● **EXTRACTED ENTRIES**:
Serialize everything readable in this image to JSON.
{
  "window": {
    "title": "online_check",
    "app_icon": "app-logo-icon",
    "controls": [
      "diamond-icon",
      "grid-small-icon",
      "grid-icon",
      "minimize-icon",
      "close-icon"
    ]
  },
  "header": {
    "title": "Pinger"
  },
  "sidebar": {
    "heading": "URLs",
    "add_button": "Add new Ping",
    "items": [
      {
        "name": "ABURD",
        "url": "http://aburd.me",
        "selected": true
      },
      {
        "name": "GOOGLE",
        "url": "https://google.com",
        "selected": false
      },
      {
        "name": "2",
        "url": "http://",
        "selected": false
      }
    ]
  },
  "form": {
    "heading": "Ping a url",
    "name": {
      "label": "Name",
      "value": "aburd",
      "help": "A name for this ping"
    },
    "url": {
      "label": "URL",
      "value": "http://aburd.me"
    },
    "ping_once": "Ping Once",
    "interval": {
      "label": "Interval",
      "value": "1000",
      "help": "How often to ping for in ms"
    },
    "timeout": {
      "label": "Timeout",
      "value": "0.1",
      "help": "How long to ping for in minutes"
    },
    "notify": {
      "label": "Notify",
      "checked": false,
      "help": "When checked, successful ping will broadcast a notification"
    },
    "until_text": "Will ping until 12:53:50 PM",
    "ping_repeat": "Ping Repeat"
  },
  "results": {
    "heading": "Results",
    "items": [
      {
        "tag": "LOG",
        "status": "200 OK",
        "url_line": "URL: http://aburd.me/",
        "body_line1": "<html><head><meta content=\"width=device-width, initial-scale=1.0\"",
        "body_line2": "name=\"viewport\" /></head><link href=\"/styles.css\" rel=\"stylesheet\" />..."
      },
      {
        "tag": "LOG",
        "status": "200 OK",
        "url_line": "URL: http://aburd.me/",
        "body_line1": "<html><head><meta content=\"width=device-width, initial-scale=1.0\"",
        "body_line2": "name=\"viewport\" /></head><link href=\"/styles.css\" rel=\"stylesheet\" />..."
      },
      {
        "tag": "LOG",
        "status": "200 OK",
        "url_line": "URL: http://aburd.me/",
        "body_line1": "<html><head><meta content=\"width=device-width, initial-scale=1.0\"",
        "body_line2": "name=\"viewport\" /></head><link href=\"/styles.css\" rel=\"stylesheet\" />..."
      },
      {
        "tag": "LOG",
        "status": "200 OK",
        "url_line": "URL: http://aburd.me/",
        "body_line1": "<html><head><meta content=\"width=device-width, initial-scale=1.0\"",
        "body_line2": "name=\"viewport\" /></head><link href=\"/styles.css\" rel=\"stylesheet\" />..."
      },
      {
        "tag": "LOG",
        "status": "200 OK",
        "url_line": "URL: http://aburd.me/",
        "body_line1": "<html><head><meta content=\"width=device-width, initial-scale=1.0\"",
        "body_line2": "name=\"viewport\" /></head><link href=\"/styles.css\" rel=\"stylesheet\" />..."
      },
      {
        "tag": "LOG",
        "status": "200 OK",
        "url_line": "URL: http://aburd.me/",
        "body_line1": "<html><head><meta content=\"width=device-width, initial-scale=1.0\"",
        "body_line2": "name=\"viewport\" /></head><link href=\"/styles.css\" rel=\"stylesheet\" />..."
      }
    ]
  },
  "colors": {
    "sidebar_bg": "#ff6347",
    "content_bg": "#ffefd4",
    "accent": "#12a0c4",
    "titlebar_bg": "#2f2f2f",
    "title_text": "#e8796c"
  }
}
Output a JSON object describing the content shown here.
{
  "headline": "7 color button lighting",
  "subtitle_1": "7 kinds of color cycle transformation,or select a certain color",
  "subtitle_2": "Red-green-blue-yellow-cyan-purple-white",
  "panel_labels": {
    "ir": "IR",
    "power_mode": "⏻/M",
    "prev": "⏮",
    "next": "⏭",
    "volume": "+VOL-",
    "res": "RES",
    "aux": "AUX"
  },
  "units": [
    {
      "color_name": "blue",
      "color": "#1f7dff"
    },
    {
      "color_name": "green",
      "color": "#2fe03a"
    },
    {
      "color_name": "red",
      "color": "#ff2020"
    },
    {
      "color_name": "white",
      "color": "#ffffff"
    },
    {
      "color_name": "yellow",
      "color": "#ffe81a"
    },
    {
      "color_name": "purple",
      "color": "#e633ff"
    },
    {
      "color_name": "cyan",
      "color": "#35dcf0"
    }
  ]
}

● **THE REQUEST**:
Print the listing above in its entirety, with every line exact.

● **EXERCISE SOLUTION**:
Serialize everything readable in this image to JSON.
{
  "window": {
    "title": "online_check",
    "app_icon": "app-logo-icon",
    "controls": [
      "diamond-icon",
      "grid-small-icon",
      "grid-icon",
      "minimize-icon",
      "close-icon"
    ]
  },
  "header": {
    "title": "Pinger"
  },
  "sidebar": {
    "heading": "URLs",
    "add_button": "Add new Ping",
    "items": [
      {
        "name": "ABURD",
        "url": "http://aburd.me",
        "selected": true
      },
      {
        "name": "GOOGLE",
        "url": "https://google.com",
        "selected": false
      },
      {
        "name": "2",
        "url": "http://",
        "selected": false
      }
    ]
  },
  "form": {
    "heading": "Ping a url",
    "name": {
      "label": "Name",
      "value": "aburd",
      "help": "A name for this ping"
    },
    "url": {
      "label": "URL",
      "value": "http://aburd.me"
    },
    "ping_once": "Ping Once",
    "interval": {
      "label": "Interval",
      "value": "1000",
      "help": "How often to ping for in ms"
    },
    "timeout": {
      "label": "Timeout",
      "value": "0.1",
      "help": "How long to ping for in minutes"
    },
    "notify": {
      "label": "Notify",
      "checked": false,
      "help": "When checked, successful ping will broadcast a notification"
    },
    "until_text": "Will ping until 12:53:50 PM",
    "ping_repeat": "Ping Repeat"
  },
  "results": {
    "heading": "Results",
    "items": [
      {
        "tag": "LOG",
        "status": "200 OK",
        "url_line": "URL: http://aburd.me/",
        "body_line1": "<html><head><meta content=\"width=device-width, initial-scale=1.0\"",
        "body_line2": "name=\"viewport\" /></head><link href=\"/styles.css\" rel=\"stylesheet\" />..."
      },
      {
        "tag": "LOG",
        "status": "200 OK",
        "url_line": "URL: http://aburd.me/",
        "body_line1": "<html><head><meta content=\"width=device-width, initial-scale=1.0\"",
        "body_line2": "name=\"viewport\" /></head><link href=\"/styles.css\" rel=\"stylesheet\" />..."
      },
      {
        "tag": "LOG",
        "status": "200 OK",
        "url_line": "URL: http://aburd.me/",
        "body_line1": "<html><head><meta content=\"width=device-width, initial-scale=1.0\"",
        "body_line2": "name=\"viewport\" /></head><link href=\"/styles.css\" rel=\"stylesheet\" />..."
      },
      {
        "tag": "LOG",
        "status": "200 OK",
        "url_line": "URL: http://aburd.me/",
        "body_line1": "<html><head><meta content=\"width=device-width, initial-scale=1.0\"",
        "body_line2": "name=\"viewport\" /></head><link href=\"/styles.css\" rel=\"stylesheet\" />..."
      },
      {
        "tag": "LOG",
        "status": "200 OK",
        "url_line": "URL: http://aburd.me/",
        "body_line1": "<html><head><meta content=\"width=device-width, initial-scale=1.0\"",
        "body_line2": "name=\"viewport\" /></head><link href=\"/styles.css\" rel=\"stylesheet\" />..."
      },
      {
        "tag": "LOG",
        "status": "200 OK",
        "url_line": "URL: http://aburd.me/",
        "body_line1": "<html><head><meta content=\"width=device-width, initial-scale=1.0\"",
        "body_line2": "name=\"viewport\" /></head><link href=\"/styles.css\" rel=\"stylesheet\" />..."
      }
    ]
  },
  "colors": {
    "sidebar_bg": "#ff6347",
    "content_bg": "#ffefd4",
    "accent": "#12a0c4",
    "titlebar_bg": "#2f2f2f",
    "title_text": "#e8796c"
  }
}
Output a JSON object describing the content shown here.
{
  "headline": "7 color button lighting",
  "subtitle_1": "7 kinds of color cycle transformation,or select a certain color",
  "subtitle_2": "Red-green-blue-yellow-cyan-purple-white",
  "panel_labels": {
    "ir": "IR",
    "power_mode": "⏻/M",
    "prev": "⏮",
    "next": "⏭",
    "volume": "+VOL-",
    "res": "RES",
    "aux": "AUX"
  },
  "units": [
    {
      "color_name": "blue",
      "color": "#1f7dff"
    },
    {
      "color_name": "green",
      "color": "#2fe03a"
    },
    {
      "color_name": "red",
      "color": "#ff2020"
    },
    {
      "color_name": "white",
      "color": "#ffffff"
    },
    {
      "color_name": "yellow",
      "color": "#ffe81a"
    },
    {
      "color_name": "purple",
      "color": "#e633ff"
    },
    {
      "color_name": "cyan",
      "color": "#35dcf0"
    }
  ]
}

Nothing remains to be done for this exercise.